Set problem:
Restate, word for word, all of the material shown below.

Entries with figure data:
--- start ---
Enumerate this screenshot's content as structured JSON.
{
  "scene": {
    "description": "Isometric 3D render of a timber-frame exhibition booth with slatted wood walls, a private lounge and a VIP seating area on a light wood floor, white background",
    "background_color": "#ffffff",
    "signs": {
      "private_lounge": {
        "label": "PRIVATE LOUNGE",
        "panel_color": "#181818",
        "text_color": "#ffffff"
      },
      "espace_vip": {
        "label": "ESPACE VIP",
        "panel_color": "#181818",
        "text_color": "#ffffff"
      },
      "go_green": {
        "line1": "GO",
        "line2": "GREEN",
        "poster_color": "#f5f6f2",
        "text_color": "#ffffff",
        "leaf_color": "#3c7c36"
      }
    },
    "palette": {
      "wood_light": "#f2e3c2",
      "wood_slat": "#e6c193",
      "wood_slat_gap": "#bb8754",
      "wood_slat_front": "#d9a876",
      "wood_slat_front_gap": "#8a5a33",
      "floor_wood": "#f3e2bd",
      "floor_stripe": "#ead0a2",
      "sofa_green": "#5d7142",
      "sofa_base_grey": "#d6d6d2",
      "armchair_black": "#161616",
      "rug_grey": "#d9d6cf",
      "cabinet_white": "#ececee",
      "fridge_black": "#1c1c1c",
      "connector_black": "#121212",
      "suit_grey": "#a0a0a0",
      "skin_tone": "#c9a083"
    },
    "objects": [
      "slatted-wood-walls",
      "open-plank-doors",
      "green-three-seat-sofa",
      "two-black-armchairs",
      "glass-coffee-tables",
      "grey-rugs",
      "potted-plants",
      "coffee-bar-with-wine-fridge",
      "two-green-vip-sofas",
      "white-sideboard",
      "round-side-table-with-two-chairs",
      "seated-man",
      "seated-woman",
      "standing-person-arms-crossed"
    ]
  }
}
--- end ---
Problem solution:
Enumerate this screenshot's content as structured JSON.
{
  "scene": {
    "description": "Isometric 3D render of a timber-frame exhibition booth with slatted wood walls, a private lounge and a VIP seating area on a light wood floor, white background",
    "background_color": "#ffffff",
    "signs": {
      "private_lounge": {
        "label": "PRIVATE LOUNGE",
        "panel_color": "#181818",
        "text_color": "#ffffff"
      },
      "espace_vip": {
        "label": "ESPACE VIP",
        "panel_color": "#181818",
        "text_color": "#ffffff"
      },
      "go_green": {
        "line1": "GO",
        "line2": "GREEN",
        "poster_color": "#f5f6f2",
        "text_color": "#ffffff",
        "leaf_color": "#3c7c36"
      }
    },
    "palette": {
      "wood_light": "#f2e3c2",
      "wood_slat": "#e6c193",
      "wood_slat_gap": "#bb8754",
      "wood_slat_front": "#d9a876",
      "wood_slat_front_gap": "#8a5a33",
      "floor_wood": "#f3e2bd",
      "floor_stripe": "#ead0a2",
      "sofa_green": "#5d7142",
      "sofa_base_grey": "#d6d6d2",
      "armchair_black": "#161616",
      "rug_grey": "#d9d6cf",
      "cabinet_white": "#ececee",
      "fridge_black": "#1c1c1c",
      "connector_black": "#121212",
      "suit_grey": "#a0a0a0",
      "skin_tone": "#c9a083"
    },
    "objects": [
      "slatted-wood-walls",
      "open-plank-doors",
      "green-three-seat-sofa",
      "two-black-armchairs",
      "glass-coffee-tables",
      "grey-rugs",
      "potted-plants",
      "coffee-bar-with-wine-fridge",
      "two-green-vip-sofas",
      "white-sideboard",
      "round-side-table-with-two-chairs",
      "seated-man",
      "seated-woman",
      "standing-person-arms-crossed"
    ]
  }
}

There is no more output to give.